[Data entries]
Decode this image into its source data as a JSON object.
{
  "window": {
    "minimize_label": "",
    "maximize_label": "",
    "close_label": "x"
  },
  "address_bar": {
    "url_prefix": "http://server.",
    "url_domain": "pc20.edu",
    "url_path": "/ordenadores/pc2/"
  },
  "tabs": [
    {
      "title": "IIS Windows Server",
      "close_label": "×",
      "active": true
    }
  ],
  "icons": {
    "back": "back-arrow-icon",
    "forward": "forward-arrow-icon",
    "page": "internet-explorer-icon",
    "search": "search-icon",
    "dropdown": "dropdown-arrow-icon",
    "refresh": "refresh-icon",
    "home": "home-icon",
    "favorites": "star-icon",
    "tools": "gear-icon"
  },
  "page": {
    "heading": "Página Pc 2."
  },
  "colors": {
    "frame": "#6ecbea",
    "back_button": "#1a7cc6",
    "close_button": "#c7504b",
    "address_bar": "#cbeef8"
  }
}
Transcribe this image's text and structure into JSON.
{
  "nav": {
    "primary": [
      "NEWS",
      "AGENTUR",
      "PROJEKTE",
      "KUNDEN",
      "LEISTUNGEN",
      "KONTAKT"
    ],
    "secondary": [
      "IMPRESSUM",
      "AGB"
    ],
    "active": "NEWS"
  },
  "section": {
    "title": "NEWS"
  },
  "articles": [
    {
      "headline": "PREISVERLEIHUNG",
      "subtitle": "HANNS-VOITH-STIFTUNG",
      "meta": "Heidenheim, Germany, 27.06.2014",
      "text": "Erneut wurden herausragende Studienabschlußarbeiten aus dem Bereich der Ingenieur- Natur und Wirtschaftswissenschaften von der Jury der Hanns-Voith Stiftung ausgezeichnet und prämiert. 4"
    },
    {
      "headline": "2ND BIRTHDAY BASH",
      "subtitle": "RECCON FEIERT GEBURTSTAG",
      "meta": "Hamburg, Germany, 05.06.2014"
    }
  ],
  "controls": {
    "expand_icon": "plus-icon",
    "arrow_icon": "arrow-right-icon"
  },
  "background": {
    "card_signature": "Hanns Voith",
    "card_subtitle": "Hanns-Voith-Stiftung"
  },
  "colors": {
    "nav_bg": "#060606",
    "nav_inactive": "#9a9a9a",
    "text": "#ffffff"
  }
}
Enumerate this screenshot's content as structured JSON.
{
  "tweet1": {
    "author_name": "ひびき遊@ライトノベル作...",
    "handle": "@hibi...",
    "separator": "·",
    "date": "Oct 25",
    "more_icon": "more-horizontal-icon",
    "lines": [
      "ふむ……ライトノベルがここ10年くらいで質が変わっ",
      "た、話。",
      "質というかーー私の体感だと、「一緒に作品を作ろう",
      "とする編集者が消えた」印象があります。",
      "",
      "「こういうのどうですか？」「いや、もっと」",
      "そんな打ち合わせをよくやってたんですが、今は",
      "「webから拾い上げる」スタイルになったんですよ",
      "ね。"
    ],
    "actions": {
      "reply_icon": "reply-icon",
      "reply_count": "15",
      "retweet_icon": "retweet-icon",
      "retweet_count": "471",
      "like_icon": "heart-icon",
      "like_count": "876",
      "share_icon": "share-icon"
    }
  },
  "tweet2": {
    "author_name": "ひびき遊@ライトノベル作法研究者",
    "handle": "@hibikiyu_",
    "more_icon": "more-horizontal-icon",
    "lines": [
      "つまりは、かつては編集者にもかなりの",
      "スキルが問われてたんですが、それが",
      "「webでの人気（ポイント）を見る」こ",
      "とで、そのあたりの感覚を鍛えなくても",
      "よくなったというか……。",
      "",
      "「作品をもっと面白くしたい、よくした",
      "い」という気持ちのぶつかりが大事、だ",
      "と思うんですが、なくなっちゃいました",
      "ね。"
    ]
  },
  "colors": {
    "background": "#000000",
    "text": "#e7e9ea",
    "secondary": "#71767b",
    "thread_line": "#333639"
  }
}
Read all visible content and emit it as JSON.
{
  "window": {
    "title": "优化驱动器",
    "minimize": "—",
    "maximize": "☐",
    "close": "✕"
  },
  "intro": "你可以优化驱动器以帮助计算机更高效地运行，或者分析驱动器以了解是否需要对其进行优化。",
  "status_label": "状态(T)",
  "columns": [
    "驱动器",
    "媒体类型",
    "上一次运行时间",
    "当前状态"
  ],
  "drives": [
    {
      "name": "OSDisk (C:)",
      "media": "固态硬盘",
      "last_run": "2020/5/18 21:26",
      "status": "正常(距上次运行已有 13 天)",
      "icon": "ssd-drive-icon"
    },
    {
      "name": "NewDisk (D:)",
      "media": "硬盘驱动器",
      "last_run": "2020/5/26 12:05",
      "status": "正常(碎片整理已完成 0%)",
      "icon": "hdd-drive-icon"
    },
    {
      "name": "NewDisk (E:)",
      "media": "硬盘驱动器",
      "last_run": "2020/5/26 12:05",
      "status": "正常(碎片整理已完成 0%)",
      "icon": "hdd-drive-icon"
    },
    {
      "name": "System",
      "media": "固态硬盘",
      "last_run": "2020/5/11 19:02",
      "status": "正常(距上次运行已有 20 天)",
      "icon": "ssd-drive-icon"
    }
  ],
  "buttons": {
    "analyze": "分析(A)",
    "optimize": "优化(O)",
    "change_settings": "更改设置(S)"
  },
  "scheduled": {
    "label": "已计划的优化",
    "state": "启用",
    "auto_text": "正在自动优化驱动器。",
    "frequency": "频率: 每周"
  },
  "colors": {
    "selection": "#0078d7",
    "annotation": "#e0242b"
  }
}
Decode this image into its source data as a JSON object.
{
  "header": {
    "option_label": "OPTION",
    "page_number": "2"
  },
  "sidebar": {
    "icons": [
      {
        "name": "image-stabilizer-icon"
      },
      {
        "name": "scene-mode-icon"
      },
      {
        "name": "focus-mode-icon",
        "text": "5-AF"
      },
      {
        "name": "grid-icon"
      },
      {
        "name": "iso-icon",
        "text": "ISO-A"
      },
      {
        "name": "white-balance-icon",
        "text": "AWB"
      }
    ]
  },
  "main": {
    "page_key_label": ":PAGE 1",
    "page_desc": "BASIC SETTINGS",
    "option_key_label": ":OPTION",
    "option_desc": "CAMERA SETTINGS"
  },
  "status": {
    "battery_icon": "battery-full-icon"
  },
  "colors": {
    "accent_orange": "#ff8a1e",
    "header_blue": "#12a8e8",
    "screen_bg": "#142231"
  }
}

* [Task requirements]
Of the lines in the listing above, how many hold the string "content"? Reply with the number only.

* [Response to the task]
2